» Challenge
Check each line of the records for "řídí"; collect those that have it.
───── Material ─────
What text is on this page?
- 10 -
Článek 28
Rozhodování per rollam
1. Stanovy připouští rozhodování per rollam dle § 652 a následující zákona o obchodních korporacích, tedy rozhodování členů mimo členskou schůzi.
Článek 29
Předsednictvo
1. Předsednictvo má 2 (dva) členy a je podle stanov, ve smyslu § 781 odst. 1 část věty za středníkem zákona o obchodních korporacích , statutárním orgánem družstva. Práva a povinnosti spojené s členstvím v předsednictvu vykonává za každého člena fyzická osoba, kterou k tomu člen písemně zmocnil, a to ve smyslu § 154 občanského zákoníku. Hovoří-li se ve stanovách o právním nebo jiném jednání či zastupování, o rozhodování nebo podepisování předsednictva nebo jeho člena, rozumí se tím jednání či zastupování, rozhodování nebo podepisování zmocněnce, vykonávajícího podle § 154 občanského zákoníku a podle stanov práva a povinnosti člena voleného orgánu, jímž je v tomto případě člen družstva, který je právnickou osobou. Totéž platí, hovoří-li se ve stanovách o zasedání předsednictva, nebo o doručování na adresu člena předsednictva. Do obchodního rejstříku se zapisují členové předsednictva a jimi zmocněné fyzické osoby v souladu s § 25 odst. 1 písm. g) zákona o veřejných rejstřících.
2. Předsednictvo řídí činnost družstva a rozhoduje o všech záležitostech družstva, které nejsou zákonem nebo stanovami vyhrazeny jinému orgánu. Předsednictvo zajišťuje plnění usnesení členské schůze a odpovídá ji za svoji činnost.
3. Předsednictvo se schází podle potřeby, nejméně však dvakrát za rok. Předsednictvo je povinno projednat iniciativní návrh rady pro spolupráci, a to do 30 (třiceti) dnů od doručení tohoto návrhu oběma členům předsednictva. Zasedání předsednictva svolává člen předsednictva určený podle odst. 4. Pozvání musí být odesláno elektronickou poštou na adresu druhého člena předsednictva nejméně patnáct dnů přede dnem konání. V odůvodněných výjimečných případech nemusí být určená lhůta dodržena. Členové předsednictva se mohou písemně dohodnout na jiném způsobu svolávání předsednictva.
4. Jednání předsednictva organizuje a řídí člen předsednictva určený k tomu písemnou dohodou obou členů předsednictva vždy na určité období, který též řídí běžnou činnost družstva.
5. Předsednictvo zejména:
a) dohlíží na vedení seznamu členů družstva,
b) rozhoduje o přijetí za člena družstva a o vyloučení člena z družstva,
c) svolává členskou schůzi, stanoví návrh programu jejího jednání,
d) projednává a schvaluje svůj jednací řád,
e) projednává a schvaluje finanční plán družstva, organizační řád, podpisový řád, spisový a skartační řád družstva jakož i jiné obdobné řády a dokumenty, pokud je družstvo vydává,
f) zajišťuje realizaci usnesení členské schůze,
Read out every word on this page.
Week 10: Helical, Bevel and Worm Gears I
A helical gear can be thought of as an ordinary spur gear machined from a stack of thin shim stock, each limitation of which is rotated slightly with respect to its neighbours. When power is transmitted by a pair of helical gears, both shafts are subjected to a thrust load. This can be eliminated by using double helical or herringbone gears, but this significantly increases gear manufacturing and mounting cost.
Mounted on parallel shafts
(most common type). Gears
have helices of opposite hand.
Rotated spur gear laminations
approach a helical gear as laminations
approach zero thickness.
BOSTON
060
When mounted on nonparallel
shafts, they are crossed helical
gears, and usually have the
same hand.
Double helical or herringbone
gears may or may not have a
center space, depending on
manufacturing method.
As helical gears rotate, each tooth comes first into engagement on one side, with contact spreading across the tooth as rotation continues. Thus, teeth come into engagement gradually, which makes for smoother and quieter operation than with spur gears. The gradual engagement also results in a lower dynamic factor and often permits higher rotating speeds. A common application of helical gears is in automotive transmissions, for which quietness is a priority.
─────
» Written response
2. Předsednictvo řídí činnost družstva a rozhoduje o všech záležitostech družstva, které nejsou zákonem nebo stanovami vyhrazeny jinému orgánu. Předsednictvo zajišťuje plnění usnesení členské schůze a odpovídá ji za svoji činnost.
4. Jednání předsednictva organizuje a řídí člen předsednictva určený k tomu písemnou dohodou obou členů předsednictva vždy na určité období, který též řídí běžnou činnost družstva.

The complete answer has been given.